Locate each line of the material that contains "出口布鞋检验规程", then return it.

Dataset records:
=-=-=-=-=

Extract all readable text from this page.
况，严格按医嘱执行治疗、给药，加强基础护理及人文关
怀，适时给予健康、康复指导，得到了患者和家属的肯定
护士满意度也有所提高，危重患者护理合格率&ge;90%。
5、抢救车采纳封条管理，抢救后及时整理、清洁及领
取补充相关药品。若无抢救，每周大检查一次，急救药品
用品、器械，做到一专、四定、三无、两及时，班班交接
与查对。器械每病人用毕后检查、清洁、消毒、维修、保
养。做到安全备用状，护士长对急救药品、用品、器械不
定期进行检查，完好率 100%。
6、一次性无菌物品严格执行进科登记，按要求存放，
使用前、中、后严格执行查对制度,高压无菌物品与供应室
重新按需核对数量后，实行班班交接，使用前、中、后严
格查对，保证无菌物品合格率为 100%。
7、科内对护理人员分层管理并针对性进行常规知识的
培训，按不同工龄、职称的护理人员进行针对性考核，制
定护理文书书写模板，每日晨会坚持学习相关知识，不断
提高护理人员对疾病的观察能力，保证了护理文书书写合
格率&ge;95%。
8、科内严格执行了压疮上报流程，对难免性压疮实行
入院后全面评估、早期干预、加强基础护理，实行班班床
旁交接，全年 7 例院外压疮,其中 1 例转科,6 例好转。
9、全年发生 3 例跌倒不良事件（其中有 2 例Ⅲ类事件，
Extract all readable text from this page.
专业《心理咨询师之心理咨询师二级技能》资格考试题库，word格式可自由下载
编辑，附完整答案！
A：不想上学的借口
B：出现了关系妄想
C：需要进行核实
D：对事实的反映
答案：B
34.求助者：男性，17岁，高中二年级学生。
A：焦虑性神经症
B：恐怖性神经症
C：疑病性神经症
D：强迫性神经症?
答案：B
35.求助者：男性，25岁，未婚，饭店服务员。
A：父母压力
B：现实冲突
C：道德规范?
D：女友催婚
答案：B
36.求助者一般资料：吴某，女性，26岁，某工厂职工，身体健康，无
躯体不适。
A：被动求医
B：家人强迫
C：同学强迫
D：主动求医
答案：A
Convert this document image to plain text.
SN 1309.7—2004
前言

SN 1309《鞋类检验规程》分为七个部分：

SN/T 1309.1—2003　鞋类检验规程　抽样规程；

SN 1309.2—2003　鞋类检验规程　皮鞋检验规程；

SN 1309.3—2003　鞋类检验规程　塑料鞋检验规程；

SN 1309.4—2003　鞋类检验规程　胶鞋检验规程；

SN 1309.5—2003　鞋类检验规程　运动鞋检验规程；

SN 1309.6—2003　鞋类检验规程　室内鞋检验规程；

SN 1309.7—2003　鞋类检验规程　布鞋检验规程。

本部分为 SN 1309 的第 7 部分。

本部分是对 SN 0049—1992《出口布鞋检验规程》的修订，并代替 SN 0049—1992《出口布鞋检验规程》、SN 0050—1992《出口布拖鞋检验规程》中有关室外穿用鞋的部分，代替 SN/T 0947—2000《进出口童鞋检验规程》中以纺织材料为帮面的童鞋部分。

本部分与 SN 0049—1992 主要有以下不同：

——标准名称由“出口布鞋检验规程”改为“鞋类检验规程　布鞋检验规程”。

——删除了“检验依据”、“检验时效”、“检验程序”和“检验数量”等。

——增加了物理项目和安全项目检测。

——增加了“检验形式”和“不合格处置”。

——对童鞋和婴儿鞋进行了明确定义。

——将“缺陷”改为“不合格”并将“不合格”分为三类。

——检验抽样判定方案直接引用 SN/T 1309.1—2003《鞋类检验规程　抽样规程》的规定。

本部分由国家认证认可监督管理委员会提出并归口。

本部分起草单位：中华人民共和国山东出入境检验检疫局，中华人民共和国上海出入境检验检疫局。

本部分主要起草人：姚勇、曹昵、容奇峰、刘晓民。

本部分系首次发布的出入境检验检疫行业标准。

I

=-=-=-=-=

Answer to the problem:
本部分是对 SN 0049—1992《出口布鞋检验规程》的修订，并代替 SN 0049—1992《出口布鞋检验规程》、SN 0050—1992《出口布拖鞋检验规程》中有关室外穿用鞋的部分，代替 SN/T 0947—2000《进出口童鞋检验规程》中以纺织材料为帮面的童鞋部分。
——标准名称由“出口布鞋检验规程”改为“鞋类检验规程　布鞋检验规程”。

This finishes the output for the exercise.